To be done:
Keep the pictures out and restate every record exactly.

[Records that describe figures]

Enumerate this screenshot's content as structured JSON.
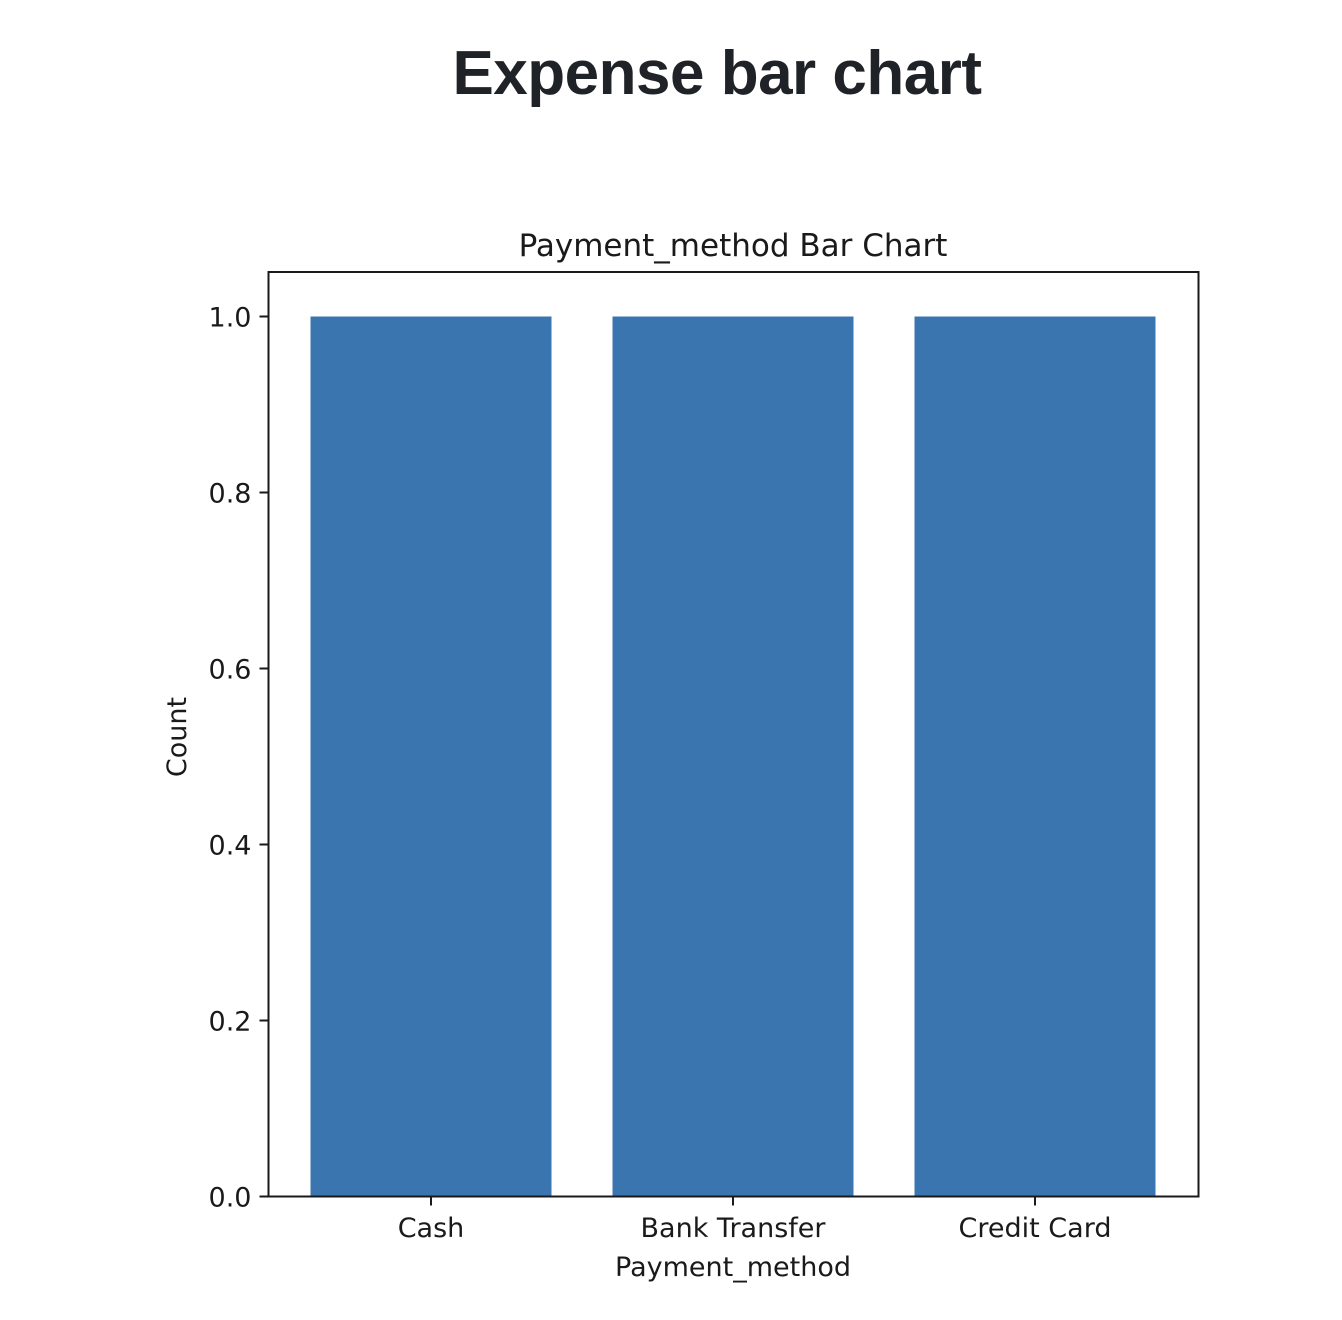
{
  "page": {
    "heading": "Expense bar chart"
  },
  "chart_data": {
    "type": "bar",
    "title": "Payment_method Bar Chart",
    "xlabel": "Payment_method",
    "ylabel": "Count",
    "categories": [
      "Cash",
      "Bank Transfer",
      "Credit Card"
    ],
    "values": [
      1,
      1,
      1
    ],
    "ylim": [
      0,
      1.05
    ],
    "yticks": [
      "0.0",
      "0.2",
      "0.4",
      "0.6",
      "0.8",
      "1.0"
    ],
    "grid": false,
    "bar_color": "#3b75af"
  }
}
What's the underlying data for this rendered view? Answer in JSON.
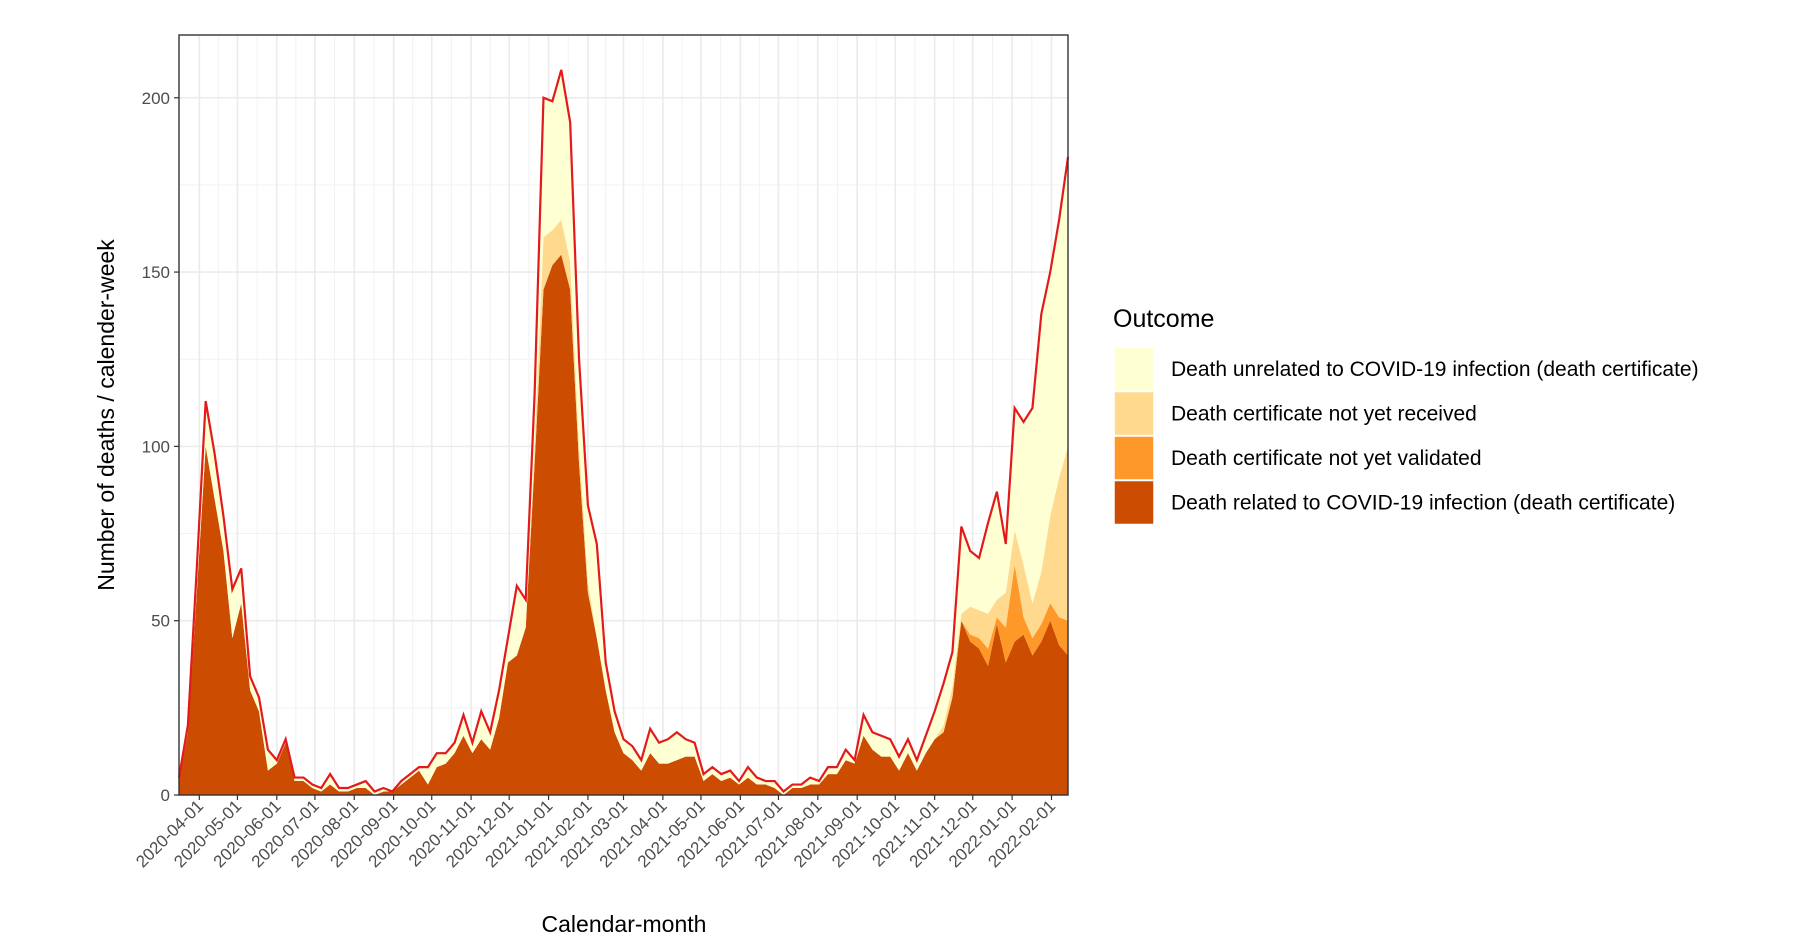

Response:
Enumerate this screenshot's content as structured JSON.
{
  "page": {
    "heading": "Expense bar chart"
  },
  "chart_data": {
    "type": "bar",
    "title": "Payment_method Bar Chart",
    "xlabel": "Payment_method",
    "ylabel": "Count",
    "categories": [
      "Cash",
      "Bank Transfer",
      "Credit Card"
    ],
    "values": [
      1,
      1,
      1
    ],
    "ylim": [
      0,
      1.05
    ],
    "yticks": [
      "0.0",
      "0.2",
      "0.4",
      "0.6",
      "0.8",
      "1.0"
    ],
    "grid": false,
    "bar_color": "#3b75af"
  }
}
What's the underlying data for this rendered view? Answer in JSON.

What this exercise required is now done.